= What the exercise asks =
The exercise asks you to copy every line below in which "description" appears.

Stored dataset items
******************************
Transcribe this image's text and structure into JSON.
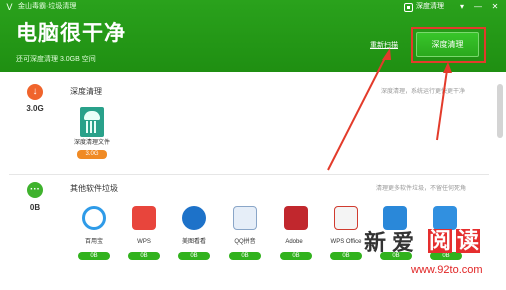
{
  "window": {
    "app_title": "金山毒霸·垃圾清理",
    "top_right_label": "深度清理",
    "controls": [
      "▾",
      "—",
      "✕"
    ]
  },
  "header": {
    "title": "电脑很干净",
    "subtitle": "还可深度清理 3.0GB 空间",
    "rescan_label": "重新扫描",
    "deep_clean_button": "深度清理"
  },
  "sections": [
    {
      "size": "3.0G",
      "title": "深度清理",
      "description": "深度清理，系统运行更快更干净",
      "icon_color": "#f0642c",
      "items": [
        {
          "label": "深度清理文件",
          "size": "3.0G",
          "badge_color": "#f08a24"
        }
      ]
    },
    {
      "size": "0B",
      "title": "其他软件垃圾",
      "description": "清理更多软件垃圾，不留任何死角",
      "icon_color": "#3fb22d",
      "items": [
        {
          "label": "百用宝",
          "size": "0B",
          "icon": "baiyongbao-icon"
        },
        {
          "label": "WPS",
          "size": "0B",
          "icon": "wps-icon"
        },
        {
          "label": "美图看看",
          "size": "0B",
          "icon": "meitu-icon"
        },
        {
          "label": "QQ拼音",
          "size": "0B",
          "icon": "qq-pinyin-icon"
        },
        {
          "label": "Adobe",
          "size": "0B",
          "icon": "adobe-icon"
        },
        {
          "label": "WPS Office",
          "size": "0B",
          "icon": "wps-office-icon"
        },
        {
          "label": "",
          "size": "0B",
          "icon": "sync-icon"
        },
        {
          "label": "",
          "size": "0B",
          "icon": "app-store-icon"
        }
      ]
    }
  ],
  "watermark": {
    "chars": [
      "新",
      "爱",
      "阅",
      "读"
    ],
    "url": "www.92to.com"
  },
  "colors": {
    "header_green": "#2aa21c",
    "highlight_red": "#e33b2b",
    "badge_green": "#31b21d",
    "badge_orange": "#f08a24"
  }
}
******************************
= Answer =
      "description": "深度清理，系统运行更快更干净",
      "description": "清理更多软件垃圾，不留任何死角",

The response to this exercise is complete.